- Exercise goal: Render the entries from their first line through the line containing "gpu-temp-tooltip-text: 72.73 (°C)", including both, as a JSON list of strings with one string per line, leaving out any blank lines.

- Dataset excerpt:
- - -

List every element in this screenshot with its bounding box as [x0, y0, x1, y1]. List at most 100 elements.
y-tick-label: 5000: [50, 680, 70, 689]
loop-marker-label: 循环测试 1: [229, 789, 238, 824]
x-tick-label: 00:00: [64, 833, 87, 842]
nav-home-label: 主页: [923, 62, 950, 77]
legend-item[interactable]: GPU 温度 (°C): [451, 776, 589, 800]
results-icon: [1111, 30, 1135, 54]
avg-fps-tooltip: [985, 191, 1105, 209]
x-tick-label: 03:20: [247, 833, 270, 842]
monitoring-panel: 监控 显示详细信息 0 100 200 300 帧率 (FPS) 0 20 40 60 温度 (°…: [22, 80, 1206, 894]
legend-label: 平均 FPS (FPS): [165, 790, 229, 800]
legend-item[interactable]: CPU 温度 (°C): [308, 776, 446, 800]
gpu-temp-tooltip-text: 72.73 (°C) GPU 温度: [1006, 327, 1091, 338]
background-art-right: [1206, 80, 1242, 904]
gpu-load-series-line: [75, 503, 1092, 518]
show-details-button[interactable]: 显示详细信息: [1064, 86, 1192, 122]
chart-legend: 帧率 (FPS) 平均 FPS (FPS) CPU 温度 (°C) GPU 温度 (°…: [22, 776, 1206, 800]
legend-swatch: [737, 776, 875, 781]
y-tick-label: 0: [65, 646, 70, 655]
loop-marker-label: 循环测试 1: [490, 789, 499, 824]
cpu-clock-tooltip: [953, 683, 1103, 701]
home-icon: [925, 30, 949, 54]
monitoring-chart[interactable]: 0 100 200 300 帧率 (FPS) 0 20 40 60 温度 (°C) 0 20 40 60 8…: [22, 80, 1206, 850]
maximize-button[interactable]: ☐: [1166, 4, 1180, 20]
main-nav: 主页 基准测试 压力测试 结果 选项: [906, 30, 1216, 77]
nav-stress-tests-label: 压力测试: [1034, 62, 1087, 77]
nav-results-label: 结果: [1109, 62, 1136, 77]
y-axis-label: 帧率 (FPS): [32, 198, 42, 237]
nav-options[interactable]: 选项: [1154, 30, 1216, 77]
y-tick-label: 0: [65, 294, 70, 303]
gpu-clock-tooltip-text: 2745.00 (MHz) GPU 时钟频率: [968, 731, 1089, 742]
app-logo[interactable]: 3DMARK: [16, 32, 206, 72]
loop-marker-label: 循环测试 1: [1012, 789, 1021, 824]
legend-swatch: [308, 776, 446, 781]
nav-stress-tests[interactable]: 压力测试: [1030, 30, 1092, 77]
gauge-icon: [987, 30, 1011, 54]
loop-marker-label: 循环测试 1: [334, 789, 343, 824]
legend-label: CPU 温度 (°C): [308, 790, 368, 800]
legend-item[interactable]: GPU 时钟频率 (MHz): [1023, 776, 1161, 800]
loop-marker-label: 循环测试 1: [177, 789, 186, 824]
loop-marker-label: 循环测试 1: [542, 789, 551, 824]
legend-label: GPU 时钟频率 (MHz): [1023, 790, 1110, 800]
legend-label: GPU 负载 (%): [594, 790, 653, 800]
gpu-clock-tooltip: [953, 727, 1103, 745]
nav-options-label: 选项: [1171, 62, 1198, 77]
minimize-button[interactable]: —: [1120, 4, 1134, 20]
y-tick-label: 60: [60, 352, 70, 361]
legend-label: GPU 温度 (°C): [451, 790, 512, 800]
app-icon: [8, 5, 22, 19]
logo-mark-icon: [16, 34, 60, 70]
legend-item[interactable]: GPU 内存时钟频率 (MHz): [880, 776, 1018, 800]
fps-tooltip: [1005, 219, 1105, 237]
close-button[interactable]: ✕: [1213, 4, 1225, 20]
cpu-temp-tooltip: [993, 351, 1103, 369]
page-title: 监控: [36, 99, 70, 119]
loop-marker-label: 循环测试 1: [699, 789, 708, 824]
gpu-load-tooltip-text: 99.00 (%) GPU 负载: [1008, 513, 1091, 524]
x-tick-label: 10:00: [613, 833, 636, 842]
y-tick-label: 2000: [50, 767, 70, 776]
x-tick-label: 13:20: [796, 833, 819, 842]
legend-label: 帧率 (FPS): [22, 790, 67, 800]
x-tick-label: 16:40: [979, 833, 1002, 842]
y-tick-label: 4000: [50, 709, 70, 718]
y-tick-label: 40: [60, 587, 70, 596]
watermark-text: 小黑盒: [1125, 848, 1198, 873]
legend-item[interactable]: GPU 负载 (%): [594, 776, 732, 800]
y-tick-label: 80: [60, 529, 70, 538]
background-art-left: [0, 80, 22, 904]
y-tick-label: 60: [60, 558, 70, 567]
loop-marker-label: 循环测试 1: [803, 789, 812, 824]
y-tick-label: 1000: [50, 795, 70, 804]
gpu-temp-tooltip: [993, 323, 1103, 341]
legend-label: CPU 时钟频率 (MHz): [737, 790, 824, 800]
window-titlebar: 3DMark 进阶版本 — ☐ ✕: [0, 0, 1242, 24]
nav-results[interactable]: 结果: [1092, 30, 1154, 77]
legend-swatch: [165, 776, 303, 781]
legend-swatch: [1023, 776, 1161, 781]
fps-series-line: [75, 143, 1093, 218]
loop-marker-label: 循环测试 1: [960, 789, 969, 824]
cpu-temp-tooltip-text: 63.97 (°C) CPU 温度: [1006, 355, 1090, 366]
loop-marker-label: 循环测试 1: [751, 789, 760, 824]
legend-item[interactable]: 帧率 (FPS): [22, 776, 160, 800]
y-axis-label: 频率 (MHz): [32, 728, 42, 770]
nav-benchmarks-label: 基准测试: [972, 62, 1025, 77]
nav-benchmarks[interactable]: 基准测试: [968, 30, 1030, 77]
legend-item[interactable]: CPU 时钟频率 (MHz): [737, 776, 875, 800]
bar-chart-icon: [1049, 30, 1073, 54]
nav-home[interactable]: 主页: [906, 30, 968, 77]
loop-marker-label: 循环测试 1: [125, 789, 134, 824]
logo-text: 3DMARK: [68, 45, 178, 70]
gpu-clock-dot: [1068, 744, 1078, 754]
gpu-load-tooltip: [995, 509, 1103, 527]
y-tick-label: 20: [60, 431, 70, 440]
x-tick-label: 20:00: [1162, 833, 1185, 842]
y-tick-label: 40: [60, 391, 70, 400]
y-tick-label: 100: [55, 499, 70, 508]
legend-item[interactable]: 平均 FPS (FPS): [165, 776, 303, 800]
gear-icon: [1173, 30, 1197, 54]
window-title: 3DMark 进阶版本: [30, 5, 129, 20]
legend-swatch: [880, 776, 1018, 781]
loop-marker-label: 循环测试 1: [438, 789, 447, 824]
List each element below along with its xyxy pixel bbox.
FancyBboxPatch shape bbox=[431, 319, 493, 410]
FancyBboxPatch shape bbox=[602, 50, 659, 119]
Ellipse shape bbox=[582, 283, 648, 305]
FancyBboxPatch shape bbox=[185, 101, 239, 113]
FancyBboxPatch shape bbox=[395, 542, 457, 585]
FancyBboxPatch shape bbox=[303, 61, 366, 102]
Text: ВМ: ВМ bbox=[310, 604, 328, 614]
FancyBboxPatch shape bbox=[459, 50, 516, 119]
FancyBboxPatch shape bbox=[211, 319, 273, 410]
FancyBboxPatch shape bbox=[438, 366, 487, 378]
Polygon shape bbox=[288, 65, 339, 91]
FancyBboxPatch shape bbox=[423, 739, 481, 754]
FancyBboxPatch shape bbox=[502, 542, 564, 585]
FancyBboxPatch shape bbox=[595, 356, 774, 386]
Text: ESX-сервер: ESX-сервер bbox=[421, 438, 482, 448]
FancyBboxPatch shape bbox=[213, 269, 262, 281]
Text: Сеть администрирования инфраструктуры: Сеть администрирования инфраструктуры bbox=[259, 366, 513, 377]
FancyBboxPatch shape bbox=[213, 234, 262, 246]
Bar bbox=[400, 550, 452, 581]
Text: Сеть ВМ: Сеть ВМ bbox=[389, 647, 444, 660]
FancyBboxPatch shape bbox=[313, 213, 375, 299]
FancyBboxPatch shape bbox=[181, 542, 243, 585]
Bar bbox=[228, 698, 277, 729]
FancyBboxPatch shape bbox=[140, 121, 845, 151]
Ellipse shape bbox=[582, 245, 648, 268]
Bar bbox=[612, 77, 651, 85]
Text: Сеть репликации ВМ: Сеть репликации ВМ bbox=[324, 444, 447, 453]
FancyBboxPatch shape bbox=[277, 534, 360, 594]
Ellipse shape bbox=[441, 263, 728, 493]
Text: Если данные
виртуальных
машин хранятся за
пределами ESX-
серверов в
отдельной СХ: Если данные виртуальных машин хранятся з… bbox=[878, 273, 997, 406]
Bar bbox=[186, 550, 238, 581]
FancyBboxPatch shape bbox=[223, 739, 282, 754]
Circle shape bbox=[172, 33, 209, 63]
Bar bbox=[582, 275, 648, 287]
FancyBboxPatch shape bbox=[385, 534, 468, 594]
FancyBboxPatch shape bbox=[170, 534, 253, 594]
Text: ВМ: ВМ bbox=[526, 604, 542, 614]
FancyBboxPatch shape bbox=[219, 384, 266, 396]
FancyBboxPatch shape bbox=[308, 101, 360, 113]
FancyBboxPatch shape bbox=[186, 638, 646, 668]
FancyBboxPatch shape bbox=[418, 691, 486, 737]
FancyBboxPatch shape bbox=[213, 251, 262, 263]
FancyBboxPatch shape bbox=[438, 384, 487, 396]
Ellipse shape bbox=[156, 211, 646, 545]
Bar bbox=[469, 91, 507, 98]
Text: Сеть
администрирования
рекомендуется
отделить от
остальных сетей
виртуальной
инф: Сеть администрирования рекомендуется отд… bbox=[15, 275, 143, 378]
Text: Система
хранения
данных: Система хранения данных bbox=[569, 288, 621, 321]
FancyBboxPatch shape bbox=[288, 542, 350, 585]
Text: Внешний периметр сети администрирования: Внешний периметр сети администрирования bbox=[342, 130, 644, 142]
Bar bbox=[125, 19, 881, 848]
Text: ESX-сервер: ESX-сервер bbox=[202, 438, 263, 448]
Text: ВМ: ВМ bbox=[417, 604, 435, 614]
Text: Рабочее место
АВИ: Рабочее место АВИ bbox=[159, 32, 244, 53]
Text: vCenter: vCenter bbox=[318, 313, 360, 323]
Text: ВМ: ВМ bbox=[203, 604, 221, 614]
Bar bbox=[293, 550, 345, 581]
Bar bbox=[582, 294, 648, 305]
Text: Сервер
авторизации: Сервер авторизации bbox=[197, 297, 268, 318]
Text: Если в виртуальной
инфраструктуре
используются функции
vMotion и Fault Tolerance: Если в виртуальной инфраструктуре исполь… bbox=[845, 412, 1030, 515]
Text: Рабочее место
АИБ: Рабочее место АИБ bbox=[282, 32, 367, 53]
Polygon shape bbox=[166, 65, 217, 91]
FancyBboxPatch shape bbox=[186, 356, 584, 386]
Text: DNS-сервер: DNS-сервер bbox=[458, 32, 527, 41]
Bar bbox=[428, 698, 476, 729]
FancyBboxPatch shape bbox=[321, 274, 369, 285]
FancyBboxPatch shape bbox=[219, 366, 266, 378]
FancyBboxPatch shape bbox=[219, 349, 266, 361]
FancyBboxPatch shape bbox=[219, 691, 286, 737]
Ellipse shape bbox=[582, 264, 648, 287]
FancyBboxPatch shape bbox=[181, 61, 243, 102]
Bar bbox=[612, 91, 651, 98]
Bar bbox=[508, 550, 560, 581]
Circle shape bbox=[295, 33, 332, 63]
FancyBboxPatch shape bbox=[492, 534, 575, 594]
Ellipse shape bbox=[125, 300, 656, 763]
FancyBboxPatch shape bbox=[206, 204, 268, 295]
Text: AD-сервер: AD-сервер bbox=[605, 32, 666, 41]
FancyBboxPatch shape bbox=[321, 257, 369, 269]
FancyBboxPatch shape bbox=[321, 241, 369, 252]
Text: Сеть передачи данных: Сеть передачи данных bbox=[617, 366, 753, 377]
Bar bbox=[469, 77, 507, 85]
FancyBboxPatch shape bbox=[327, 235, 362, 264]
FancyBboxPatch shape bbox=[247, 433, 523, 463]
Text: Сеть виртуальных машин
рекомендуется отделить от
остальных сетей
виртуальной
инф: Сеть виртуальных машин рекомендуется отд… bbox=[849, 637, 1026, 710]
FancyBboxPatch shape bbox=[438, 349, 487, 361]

- - -

- Task output:
[
  "List every element in this screenshot with its bounding box as [x0, y0, x1, y1]. List at most 100 elements.",
  "y-tick-label: 5000: [50, 680, 70, 689]",
  "loop-marker-label: 循环测试 1: [229, 789, 238, 824]",
  "x-tick-label: 00:00: [64, 833, 87, 842]",
  "nav-home-label: 主页: [923, 62, 950, 77]",
  "legend-item[interactable]: GPU 温度 (°C): [451, 776, 589, 800]",
  "results-icon: [1111, 30, 1135, 54]",
  "avg-fps-tooltip: [985, 191, 1105, 209]",
  "x-tick-label: 03:20: [247, 833, 270, 842]",
  "monitoring-panel: 监控 显示详细信息 0 100 200 300 帧率 (FPS) 0 20 40 60 温度 (°…: [22, 80, 1206, 894]",
  "legend-label: 平均 FPS (FPS): [165, 790, 229, 800]",
  "legend-item[interactable]: CPU 温度 (°C): [308, 776, 446, 800]",
  "gpu-temp-tooltip-text: 72.73 (°C) GPU 温度: [1006, 327, 1091, 338]"
]